## EXERCICE ÉCRIT
Mettez sous forme de liste JSON de chaînes les lignes qui vont de celle contenant "compare-series-name: 0050, TWSE" jusqu'à celle contenant "chart-type-chip[interactable]: = ≈", bornes incluses, à raison d'une chaîne par ligne et sans les lignes vides.

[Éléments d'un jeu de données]
"""
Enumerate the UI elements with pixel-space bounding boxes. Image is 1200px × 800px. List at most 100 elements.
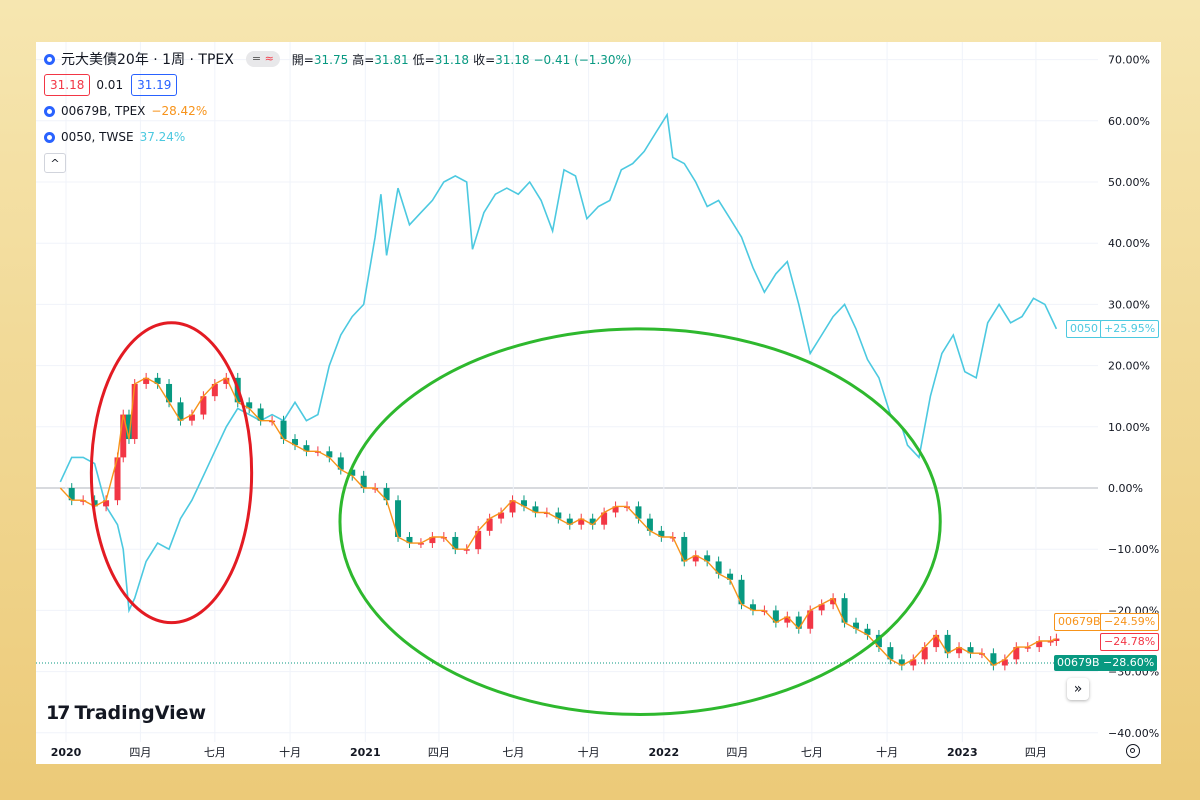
compare-series-name: 0050, TWSE [61,130,134,144]
candle-body [841,598,848,623]
annotation-ellipse-green [338,327,942,716]
buy-price-button[interactable]: 31.19 [131,74,178,96]
candle-body [566,518,573,525]
candle-body [417,543,424,545]
ohlc-label: 高= [352,52,375,67]
candle-body [692,555,699,562]
symbol-icon [44,105,55,117]
x-axis-tick-label: 四月 [726,746,748,759]
price-badge-00679b-name: 00679B [1054,613,1105,631]
candle-body [383,488,390,501]
y-axis-tick-label: 10.00% [1108,421,1150,434]
candle-body [188,414,195,421]
candle-body [910,659,917,666]
candle-body [944,634,951,654]
candle-body [1001,659,1008,666]
compare-series-row-00679b[interactable]: 00679B, TPEX −28.42% [44,100,636,122]
spread-value: 0.01 [96,78,124,92]
y-axis-tick-label: 20.00% [1108,360,1150,373]
candle-body [612,506,619,513]
chart-panel[interactable]: 70.00% 60.00% 50.00% 40.00% 30.00% 20.00% 10.0… [36,42,1161,764]
candle-body [1013,647,1020,660]
candle-body [738,579,745,605]
ohlc-label: 低= [412,52,435,67]
x-axis-tick-label: 十月 [578,745,600,759]
price-badge-00679b-main-value: −28.60% [1100,655,1158,671]
x-axis-tick-label: 十月 [279,745,301,759]
candle-body [990,653,997,666]
candle-body [349,469,356,476]
y-axis-tick-label: 50.00% [1108,176,1150,189]
candle-body [177,402,184,421]
chart-type-chip[interactable]: = ≈ [245,51,280,67]
x-axis-tick-label: 四月 [1025,746,1047,759]
candle-body [166,383,173,403]
tradingview-logo[interactable]: 17 TradingView [46,702,206,724]
candle-body [875,634,882,648]
candle-body [1053,638,1060,641]
legend: 元大美債20年 · 1周 · TPEX = ≈ 開=31.75 高=31.81 低=… [44,48,636,178]
chart-canvas[interactable]: 70.00% 60.00% 50.00% 40.00% 30.00% 20.00% 10.0… [36,42,1161,764]
candle-body [967,647,974,654]
candle-body [864,628,871,635]
series-line-0050 [59,112,1058,614]
ohlc-label: 開= [291,52,314,67]
x-axis-tick-label: 七月 [502,746,524,759]
y-axis-tick-label: 30.00% [1108,298,1150,311]
candle-body [68,488,75,501]
candle-body [520,500,527,507]
candle-body [498,512,505,519]
symbol-icon [44,131,55,143]
candle-body [795,616,802,629]
sell-price-button[interactable]: 31.18 [44,74,91,96]
y-axis-tick-label: 70.00% [1108,54,1150,67]
x-axis-tick-label: 十月 [876,745,898,759]
series-line-00679b [59,376,1057,667]
candle-body [452,536,459,550]
compare-series-row-0050[interactable]: 0050, TWSE 37.24% [44,126,636,148]
candle-body [211,383,218,397]
candle-body [578,518,585,525]
candle-body [853,622,860,629]
y-axis-tick-label: 60.00% [1108,115,1150,128]
compare-series-name: 00679B, TPEX [61,104,146,118]
candle-body [532,506,539,513]
candle-body [200,396,207,415]
candle-body [830,598,837,605]
candle-body [114,457,121,501]
candle-body [131,383,138,440]
candle-body [463,549,470,551]
candle-body [1024,647,1031,649]
candle-body [601,512,608,525]
settings-gear-icon[interactable] [1126,744,1140,758]
main-symbol-title[interactable]: 元大美債20年 · 1周 · TPEX [61,52,234,68]
candle-body [887,647,894,660]
main-symbol-row: 元大美債20年 · 1周 · TPEX = ≈ 開=31.75 高=31.81 低=… [44,48,636,70]
x-axis-tick-label: 2023 [947,746,978,759]
candle-body [257,408,264,421]
candle-body [91,500,98,507]
price-badge-00679b-value: −24.59% [1100,613,1160,631]
annotation-ellipse-red [89,321,254,625]
candle-body [555,512,562,519]
candle-body [589,518,596,525]
ohlc-value: 31.81 [374,52,409,67]
candle-body [807,610,814,629]
tradingview-logo-text: TradingView [74,702,207,724]
scroll-to-realtime-button[interactable]: » [1067,678,1089,700]
x-axis-tick-label: 四月 [428,746,450,759]
candle-body [749,604,756,611]
candle-body [898,659,905,666]
candle-body [509,500,516,513]
x-axis-tick-label: 七月 [204,746,226,759]
candle-body [246,402,253,409]
candle-body [80,500,87,502]
candle-body [337,457,344,470]
candle-body [475,530,482,550]
y-axis-tick-label: −40.00% [1108,727,1159,740]
candle-body [125,414,132,440]
candle-body [395,500,402,537]
ohlc-label: 收= [473,52,496,67]
y-axis-tick-label: −10.00% [1108,543,1159,556]
collapse-legend-button[interactable]: ^ [44,153,66,173]
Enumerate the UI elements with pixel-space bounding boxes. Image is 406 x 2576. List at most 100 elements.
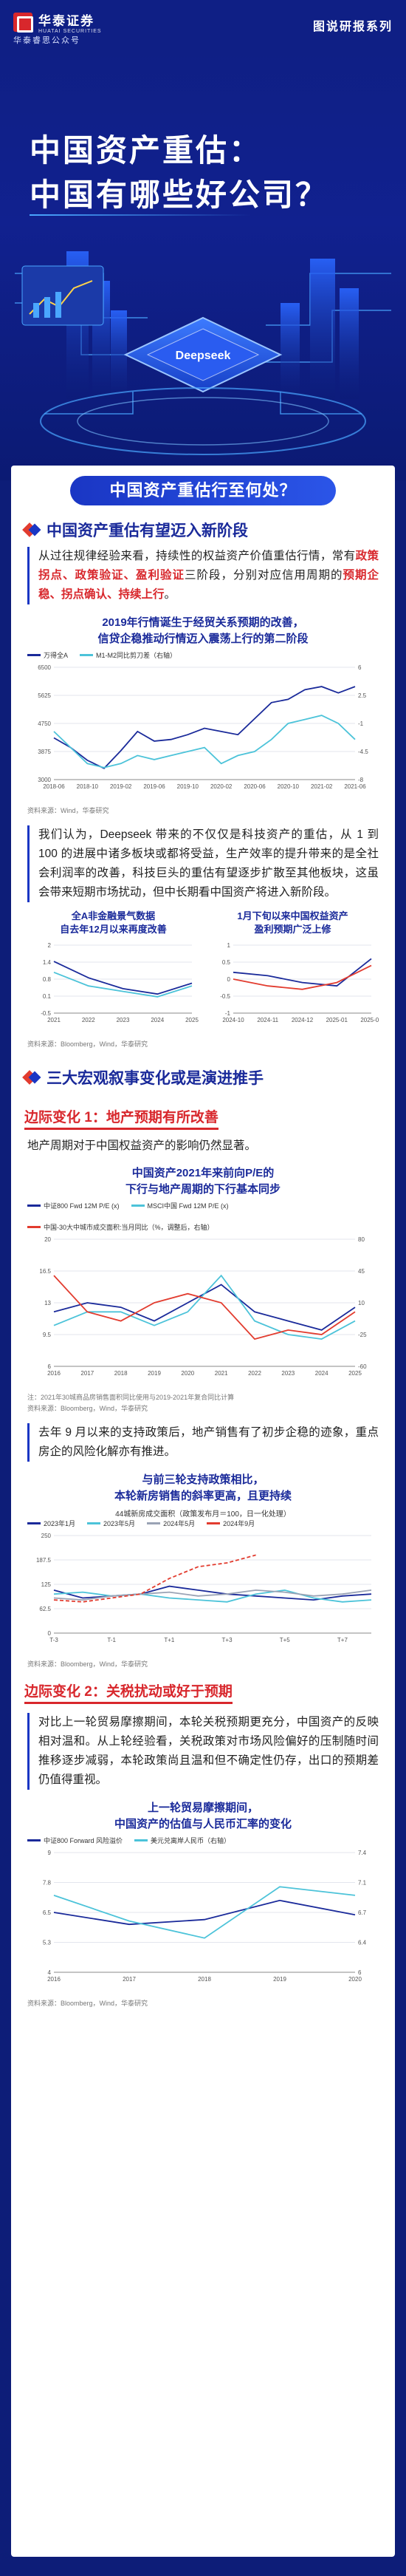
series-line xyxy=(53,1589,372,1603)
x-tick-label: 2023 xyxy=(117,1017,130,1023)
chart5-legend: 2023年1月 2023年5月 2024年5月 2024年9月 xyxy=(27,1519,379,1528)
series-line xyxy=(233,964,372,990)
series-line xyxy=(53,686,356,769)
x-tick-label: 2017 xyxy=(80,1370,94,1377)
chart4-title: 中国资产2021年来前向P/E的 下行与地产周期的下行基本同步 xyxy=(125,1167,281,1196)
y-tick-label: 125 xyxy=(41,1581,52,1588)
x-tick-label: 2021 xyxy=(215,1370,228,1377)
series-line xyxy=(53,961,193,995)
y-tick-label: 3000 xyxy=(38,777,51,783)
series-line xyxy=(53,1886,356,1939)
chart5-source: 资料来源：Bloomberg，Wind，华泰研究 xyxy=(27,1660,148,1668)
legend-item: 中证800 Fwd 12M P/E (x) xyxy=(27,1201,120,1210)
y2-tick-label: -25 xyxy=(358,1332,367,1338)
x-tick-label: 2016 xyxy=(47,1976,61,1983)
section1-para1: 从过往规律经验来看，持续性的权益资产价值重估行情，常有政策拐点、政策验证、盈利验… xyxy=(27,547,379,604)
legend-item: MSCI中国 Fwd 12M P/E (x) xyxy=(131,1201,229,1210)
x-tick-label: 2020-06 xyxy=(244,783,266,790)
chart23-source: 资料来源：Bloomberg，Wind，华泰研究 xyxy=(27,1040,148,1048)
brand-name-en: HUATAI SECURITIES xyxy=(38,29,102,34)
y-tick-label: 0 xyxy=(48,1630,52,1637)
x-tick-label: 2016 xyxy=(47,1370,61,1377)
x-tick-label: 2021-02 xyxy=(311,783,333,790)
x-tick-label: 2025 xyxy=(185,1017,199,1023)
y2-tick-label: 10 xyxy=(358,1300,365,1306)
chart6-title: 上一轮贸易摩擦期间， 中国资产的估值与人民币汇率的变化 xyxy=(114,1802,292,1830)
y2-tick-label: -8 xyxy=(358,777,364,783)
footer-band xyxy=(0,2557,406,2576)
x-tick-label: 2019-06 xyxy=(143,783,165,790)
chart6-legend: 中证800 Forward 风险溢价 美元兑离岸人民币（右轴） xyxy=(27,1836,379,1845)
y-tick-label: -0.5 xyxy=(41,1010,51,1017)
y-tick-label: -0.5 xyxy=(220,993,230,1000)
legend-item: 2024年9月 xyxy=(207,1519,255,1528)
x-tick-label: 2023 xyxy=(281,1370,295,1377)
y2-tick-label: -60 xyxy=(358,1363,367,1370)
y-tick-label: 4750 xyxy=(38,720,51,727)
chart1-title: 2019年行情诞生于经贸关系预期的改善， 信贷企稳推动行情迈入震荡上行的第二阶段 xyxy=(97,616,309,645)
hero-illustration: Deepseek xyxy=(15,251,391,455)
x-tick-label: 2020 xyxy=(181,1370,194,1377)
section1-banner: 中国资产重估行至何处？ xyxy=(70,476,336,505)
x-tick-label: 2025-01 xyxy=(326,1017,348,1023)
section1-para2: 我们认为，Deepseek 带来的不仅仅是科技资产的重估，从 1 到 100 的… xyxy=(27,825,379,902)
y2-tick-label: 7.1 xyxy=(358,1880,367,1887)
y2-tick-label: 6.7 xyxy=(358,1909,367,1916)
x-tick-label: 2022 xyxy=(248,1370,261,1377)
account-name: 华泰睿思公众号 xyxy=(13,36,80,45)
x-tick-label: 2024 xyxy=(151,1017,164,1023)
series-line xyxy=(53,1274,356,1340)
x-tick-label: 2021 xyxy=(47,1017,61,1023)
chart5-caption: 44城新房成交面积（政策发布月＝100，日一化处理） xyxy=(115,1510,291,1519)
x-tick-label: T+5 xyxy=(280,1637,291,1643)
x-tick-label: 2021-06 xyxy=(344,783,366,790)
subhead1: 边际变化 1：地产预期有所改善 xyxy=(24,1106,219,1130)
x-tick-label: 2020-10 xyxy=(278,783,300,790)
y-tick-label: 0 xyxy=(227,976,231,983)
x-tick-label: 2024-11 xyxy=(257,1017,278,1023)
y-tick-label: 13 xyxy=(44,1300,51,1306)
y-tick-label: 1 xyxy=(227,942,231,949)
x-tick-label: 2018-06 xyxy=(43,783,65,790)
brand-name-cn: 华泰证券 xyxy=(38,14,94,28)
brand-logo: 华泰证券 HUATAI SECURITIES xyxy=(13,10,102,34)
legend-item: 中证800 Forward 风险溢价 xyxy=(27,1836,123,1845)
y-tick-label: 2 xyxy=(48,942,52,949)
chart3-title: 1月下旬以来中国权益资产 盈利预期广泛上修 xyxy=(237,910,348,935)
series-tag: 图说研报系列 xyxy=(312,21,393,33)
chart4-source: 资料来源：Bloomberg，Wind，华泰研究 xyxy=(27,1405,148,1412)
chart2-svg: -0.5 0.1 0.8 1.4 2 2021 2022 2023 2024 2025 xyxy=(41,942,199,1023)
x-tick-label: 2019 xyxy=(148,1370,161,1377)
chip-icon xyxy=(123,316,283,393)
y2-tick-label: 2.5 xyxy=(358,692,367,699)
y2-tick-label: 6 xyxy=(358,664,362,671)
y2-tick-label: 45 xyxy=(358,1268,365,1275)
section2-para4: 对比上一轮贸易摩擦期间，本轮关税预期更充分，中国资产的反映相对温和。从上轮经验看… xyxy=(27,1713,379,1790)
x-tick-label: 2020-02 xyxy=(210,783,233,790)
y-tick-label: 3875 xyxy=(38,749,51,755)
chart1-legend: 万得全A M1-M2同比剪刀差（右轴） xyxy=(27,650,379,660)
x-tick-label: T+3 xyxy=(222,1637,233,1643)
chart4-note: 注：2021年30城商品房销售面积同比使用与2019-2021年复合同比计算 xyxy=(27,1394,235,1401)
x-tick-label: T-1 xyxy=(107,1637,116,1643)
legend-item: 2023年5月 xyxy=(87,1519,135,1528)
y2-tick-label: 80 xyxy=(358,1236,365,1243)
y-tick-label: 1.4 xyxy=(43,959,52,966)
x-tick-label: 2024-10 xyxy=(222,1017,244,1023)
y-tick-label: 5625 xyxy=(38,692,51,699)
lead1: 地产周期对于中国权益资产的影响仍然显著。 xyxy=(27,1139,257,1152)
y-tick-label: 6 xyxy=(48,1363,52,1370)
x-tick-label: 2018 xyxy=(114,1370,128,1377)
y-tick-label: 187.5 xyxy=(36,1557,52,1564)
section2-para3: 去年 9 月以来的支持政策后，地产销售有了初步企稳的迹象，重点房企的风险化解亦有… xyxy=(27,1423,379,1462)
x-tick-label: T+7 xyxy=(337,1637,348,1643)
x-tick-label: 2020 xyxy=(348,1976,362,1983)
x-tick-label: 2019-02 xyxy=(110,783,132,790)
y-tick-label: 6500 xyxy=(38,664,51,671)
y-tick-label: 20 xyxy=(44,1236,51,1243)
hero-title-line2: 中国有哪些好公司？ xyxy=(30,177,329,212)
x-tick-label: 2018-10 xyxy=(77,783,99,790)
hero-banner: 中国资产重估： 中国有哪些好公司？ xyxy=(0,52,406,480)
x-tick-label: T+1 xyxy=(164,1637,175,1643)
legend-item: 万得全A xyxy=(27,650,68,660)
"""
## LA RÉPONSE
[
  "compare-series-name: 0050, TWSE [61,130,134,144]",
  "candle-body [841,598,848,623]",
  "annotation-ellipse-green [338,327,942,716]",
  "buy-price-button[interactable]: 31.19 [131,74,178,96]",
  "candle-body [566,518,573,525]",
  "candle-body [417,543,424,545]",
  "ohlc-label: 高= [352,52,375,67]",
  "candle-body [692,555,699,562]",
  "symbol-icon [44,105,55,117]",
  "x-axis-tick-label: 四月 [726,746,748,759]",
  "price-badge-00679b-name: 00679B [1054,613,1105,631]",
  "candle-body [383,488,390,501]",
  "y-axis-tick-label: 10.00% [1108,421,1150,434]",
  "candle-body [188,414,195,421]",
  "candle-body [910,659,917,666]",
  "candle-body [944,634,951,654]",
  "candle-body [1001,659,1008,666]",
  "compare-series-row-00679b[interactable]: 00679B, TPEX −28.42% [44,100,636,122]",
  "spread-value: 0.01 [96,78,124,92]",
  "y-axis-tick-label: 20.00% [1108,360,1150,373]",
  "candle-body [612,506,619,513]",
  "chart-panel[interactable]: 70.00% 60.00% 50.00% 40.00% 30.00% 20.00% 10.0… [36,42,1161,764]",
  "candle-body [1013,647,1020,660]",
  "candle-body [738,579,745,605]",
  "ohlc-label: 低= [412,52,435,67]",
  "x-axis-tick-label: 十月 [578,745,600,759]",
  "price-badge-00679b-main-value: −28.60% [1100,655,1158,671]",
  "x-axis-tick-label: 十月 [279,745,301,759]",
  "candle-body [990,653,997,666]",
  "candle-body [349,469,356,476]",
  "y-axis-tick-label: 50.00% [1108,176,1150,189]",
  "candle-body [177,402,184,421]",
  "chart-type-chip[interactable]: = ≈ [245,51,280,67]"
]